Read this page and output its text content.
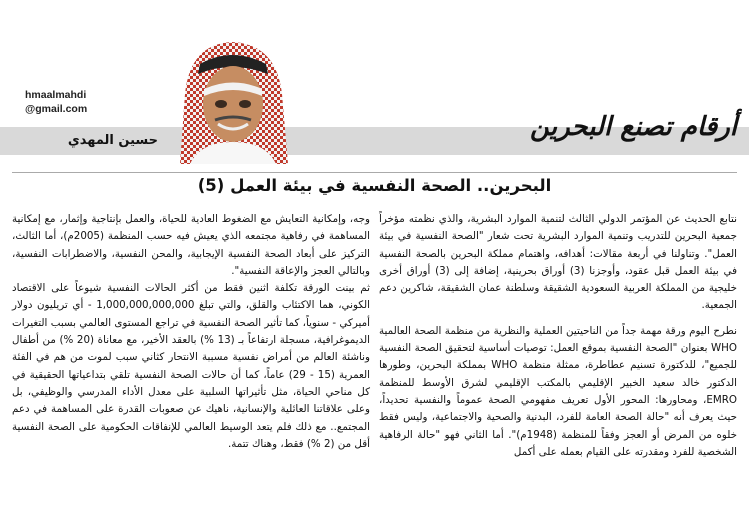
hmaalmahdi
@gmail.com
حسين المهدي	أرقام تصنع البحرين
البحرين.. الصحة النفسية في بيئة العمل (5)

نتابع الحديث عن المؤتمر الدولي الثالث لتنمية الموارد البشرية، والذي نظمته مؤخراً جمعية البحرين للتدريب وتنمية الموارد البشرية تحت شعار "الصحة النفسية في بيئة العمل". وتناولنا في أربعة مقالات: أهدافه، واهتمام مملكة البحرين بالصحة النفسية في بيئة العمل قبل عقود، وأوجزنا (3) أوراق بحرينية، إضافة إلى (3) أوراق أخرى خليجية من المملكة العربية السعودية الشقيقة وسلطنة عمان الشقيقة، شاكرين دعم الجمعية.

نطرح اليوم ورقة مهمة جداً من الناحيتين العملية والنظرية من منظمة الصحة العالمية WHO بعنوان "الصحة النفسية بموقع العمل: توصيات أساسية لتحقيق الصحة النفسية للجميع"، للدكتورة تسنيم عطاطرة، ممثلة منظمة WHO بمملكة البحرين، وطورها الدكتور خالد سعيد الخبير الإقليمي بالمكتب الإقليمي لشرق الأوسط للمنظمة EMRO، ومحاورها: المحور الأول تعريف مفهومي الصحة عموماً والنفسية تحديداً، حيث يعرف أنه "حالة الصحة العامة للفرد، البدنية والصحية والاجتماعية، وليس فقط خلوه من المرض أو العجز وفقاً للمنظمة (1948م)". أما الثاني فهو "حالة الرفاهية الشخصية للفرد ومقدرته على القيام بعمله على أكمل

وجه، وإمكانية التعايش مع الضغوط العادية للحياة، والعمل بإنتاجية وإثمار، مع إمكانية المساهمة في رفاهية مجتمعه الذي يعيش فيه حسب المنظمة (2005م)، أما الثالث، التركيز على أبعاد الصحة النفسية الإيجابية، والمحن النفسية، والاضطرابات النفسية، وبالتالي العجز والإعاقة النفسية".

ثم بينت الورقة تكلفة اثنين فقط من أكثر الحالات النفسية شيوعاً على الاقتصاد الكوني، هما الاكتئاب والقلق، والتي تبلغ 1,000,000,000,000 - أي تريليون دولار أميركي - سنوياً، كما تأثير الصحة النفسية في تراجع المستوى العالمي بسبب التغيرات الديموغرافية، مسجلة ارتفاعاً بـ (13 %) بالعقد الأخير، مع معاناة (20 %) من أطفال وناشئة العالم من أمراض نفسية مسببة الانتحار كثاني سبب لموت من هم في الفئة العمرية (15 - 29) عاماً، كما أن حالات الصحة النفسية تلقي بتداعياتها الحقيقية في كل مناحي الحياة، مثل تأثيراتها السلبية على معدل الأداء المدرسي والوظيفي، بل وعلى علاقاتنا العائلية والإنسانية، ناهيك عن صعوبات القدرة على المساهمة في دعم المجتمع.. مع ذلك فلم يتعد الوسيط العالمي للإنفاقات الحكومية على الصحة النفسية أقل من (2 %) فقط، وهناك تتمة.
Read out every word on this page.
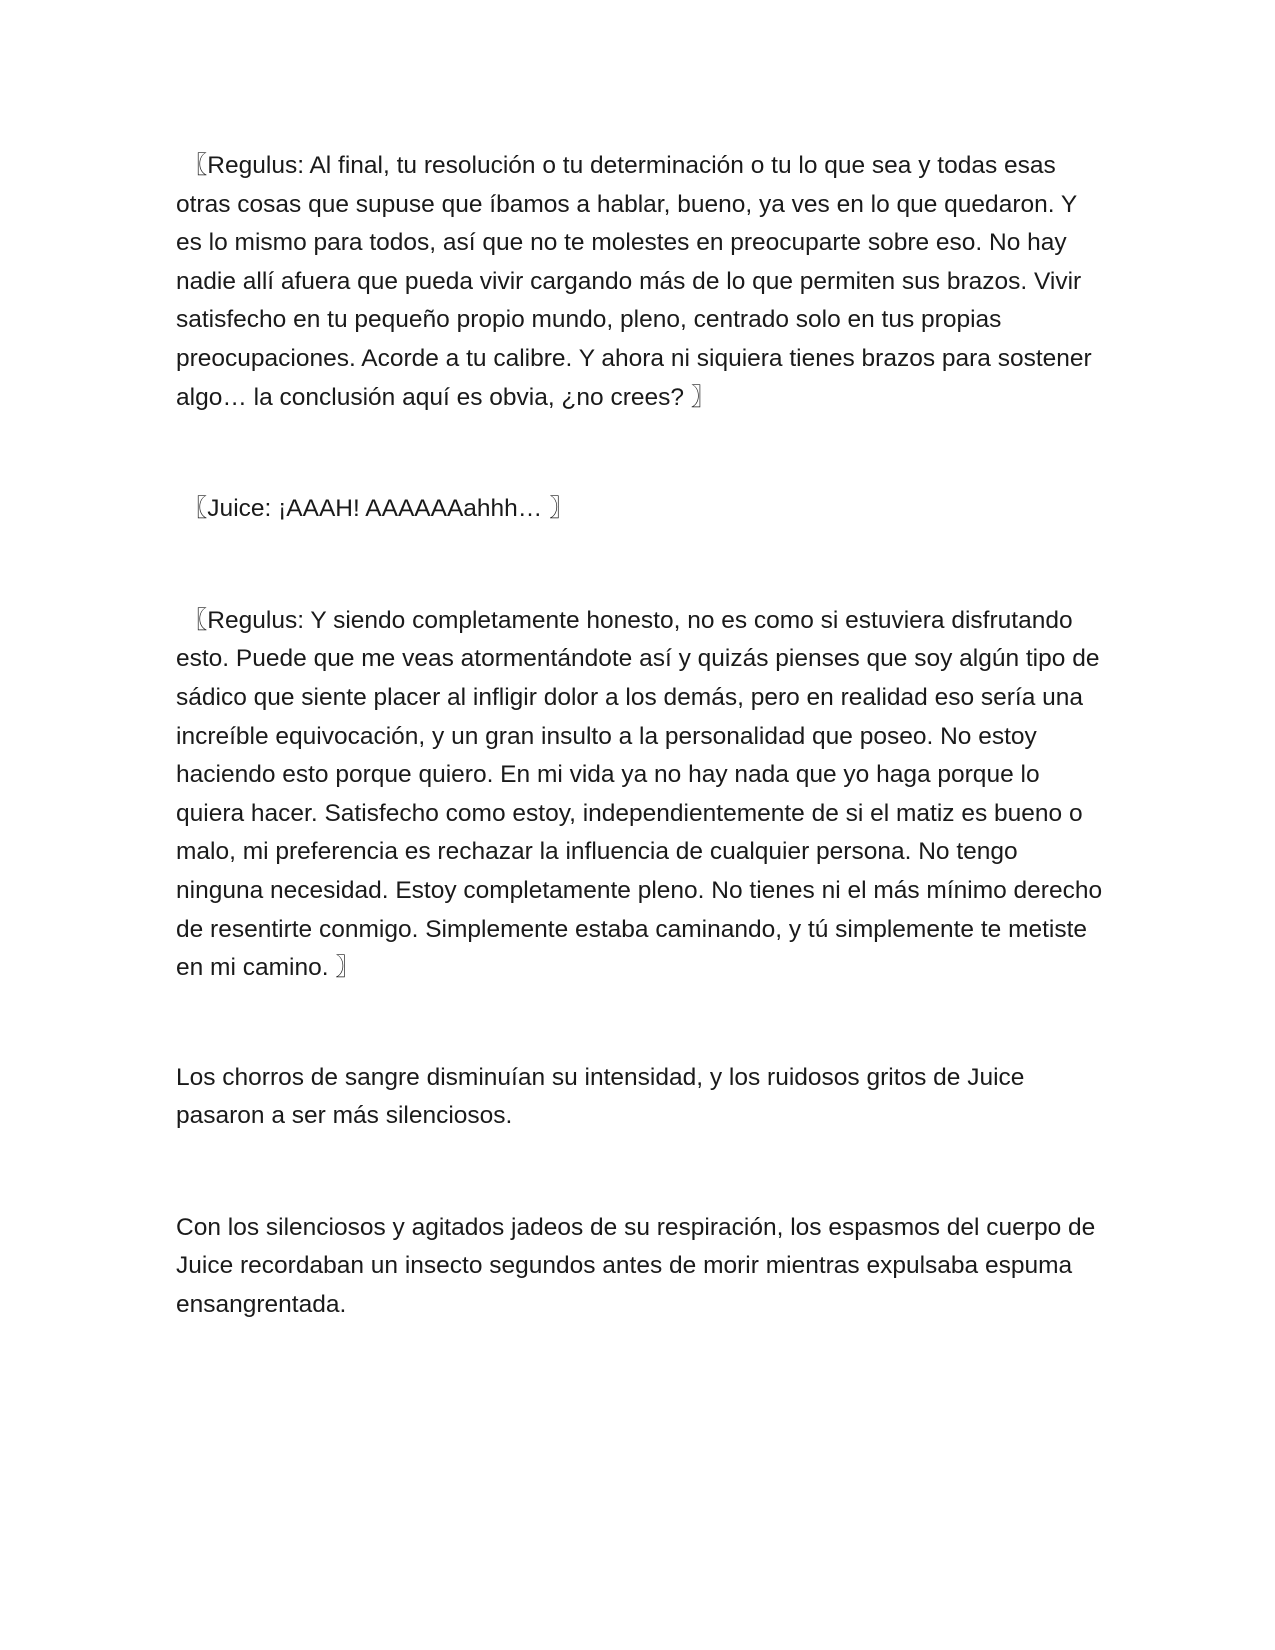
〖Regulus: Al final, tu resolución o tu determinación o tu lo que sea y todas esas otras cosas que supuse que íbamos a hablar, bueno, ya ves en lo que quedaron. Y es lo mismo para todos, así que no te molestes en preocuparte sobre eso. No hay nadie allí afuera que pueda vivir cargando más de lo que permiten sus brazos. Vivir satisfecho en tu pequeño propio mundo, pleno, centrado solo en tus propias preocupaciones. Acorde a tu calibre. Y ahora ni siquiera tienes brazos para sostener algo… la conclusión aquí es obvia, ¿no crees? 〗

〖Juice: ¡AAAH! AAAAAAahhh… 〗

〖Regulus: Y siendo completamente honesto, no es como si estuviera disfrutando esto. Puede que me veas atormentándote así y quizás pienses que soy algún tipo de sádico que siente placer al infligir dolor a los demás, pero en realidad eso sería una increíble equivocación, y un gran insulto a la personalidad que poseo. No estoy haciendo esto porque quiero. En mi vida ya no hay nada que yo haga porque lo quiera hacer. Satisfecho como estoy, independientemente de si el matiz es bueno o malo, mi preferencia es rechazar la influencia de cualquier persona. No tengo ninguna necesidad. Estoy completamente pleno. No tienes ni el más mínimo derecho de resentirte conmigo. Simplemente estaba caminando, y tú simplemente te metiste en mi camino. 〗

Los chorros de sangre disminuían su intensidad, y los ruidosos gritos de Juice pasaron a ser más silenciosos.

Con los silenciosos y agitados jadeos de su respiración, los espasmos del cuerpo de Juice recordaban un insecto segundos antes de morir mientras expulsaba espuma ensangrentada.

--

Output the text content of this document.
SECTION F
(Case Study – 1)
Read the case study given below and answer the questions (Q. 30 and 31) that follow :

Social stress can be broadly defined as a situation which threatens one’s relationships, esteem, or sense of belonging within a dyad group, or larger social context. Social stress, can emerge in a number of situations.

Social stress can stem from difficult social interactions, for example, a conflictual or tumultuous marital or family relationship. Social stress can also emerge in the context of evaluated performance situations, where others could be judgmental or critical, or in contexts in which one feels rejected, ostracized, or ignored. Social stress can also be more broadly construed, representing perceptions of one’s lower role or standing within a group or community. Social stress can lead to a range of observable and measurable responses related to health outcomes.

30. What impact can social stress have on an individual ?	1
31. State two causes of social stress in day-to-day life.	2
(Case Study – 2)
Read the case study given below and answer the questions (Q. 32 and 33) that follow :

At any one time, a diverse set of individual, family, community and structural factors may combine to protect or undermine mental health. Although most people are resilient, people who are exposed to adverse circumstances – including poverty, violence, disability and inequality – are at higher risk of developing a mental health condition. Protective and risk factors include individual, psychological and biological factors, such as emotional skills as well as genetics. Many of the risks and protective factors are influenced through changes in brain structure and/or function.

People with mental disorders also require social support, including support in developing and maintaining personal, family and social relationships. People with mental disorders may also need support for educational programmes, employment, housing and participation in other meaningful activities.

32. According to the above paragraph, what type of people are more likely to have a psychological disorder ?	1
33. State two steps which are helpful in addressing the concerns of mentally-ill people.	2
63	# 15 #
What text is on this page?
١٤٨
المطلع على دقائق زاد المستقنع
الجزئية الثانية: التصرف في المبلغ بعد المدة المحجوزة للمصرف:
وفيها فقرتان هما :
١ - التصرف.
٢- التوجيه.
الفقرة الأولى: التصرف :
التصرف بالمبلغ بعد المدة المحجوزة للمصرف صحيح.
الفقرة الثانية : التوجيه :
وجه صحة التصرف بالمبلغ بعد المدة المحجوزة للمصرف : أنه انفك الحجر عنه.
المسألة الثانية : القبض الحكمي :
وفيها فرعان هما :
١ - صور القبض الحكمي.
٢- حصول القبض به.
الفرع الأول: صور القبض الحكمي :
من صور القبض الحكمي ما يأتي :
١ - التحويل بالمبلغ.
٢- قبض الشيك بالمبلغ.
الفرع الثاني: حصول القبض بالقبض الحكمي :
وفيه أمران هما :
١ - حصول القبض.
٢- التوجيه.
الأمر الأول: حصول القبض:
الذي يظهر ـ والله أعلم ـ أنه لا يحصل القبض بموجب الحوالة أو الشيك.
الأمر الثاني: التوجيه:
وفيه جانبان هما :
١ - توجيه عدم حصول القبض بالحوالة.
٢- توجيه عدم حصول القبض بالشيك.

- _Exercise prompt_
Which lines hold the word "that"? Copy every one of them.

- _Result of this exercise_
Read the case study given below and answer the questions (Q. 30 and 31) that follow :
Read the case study given below and answer the questions (Q. 32 and 33) that follow :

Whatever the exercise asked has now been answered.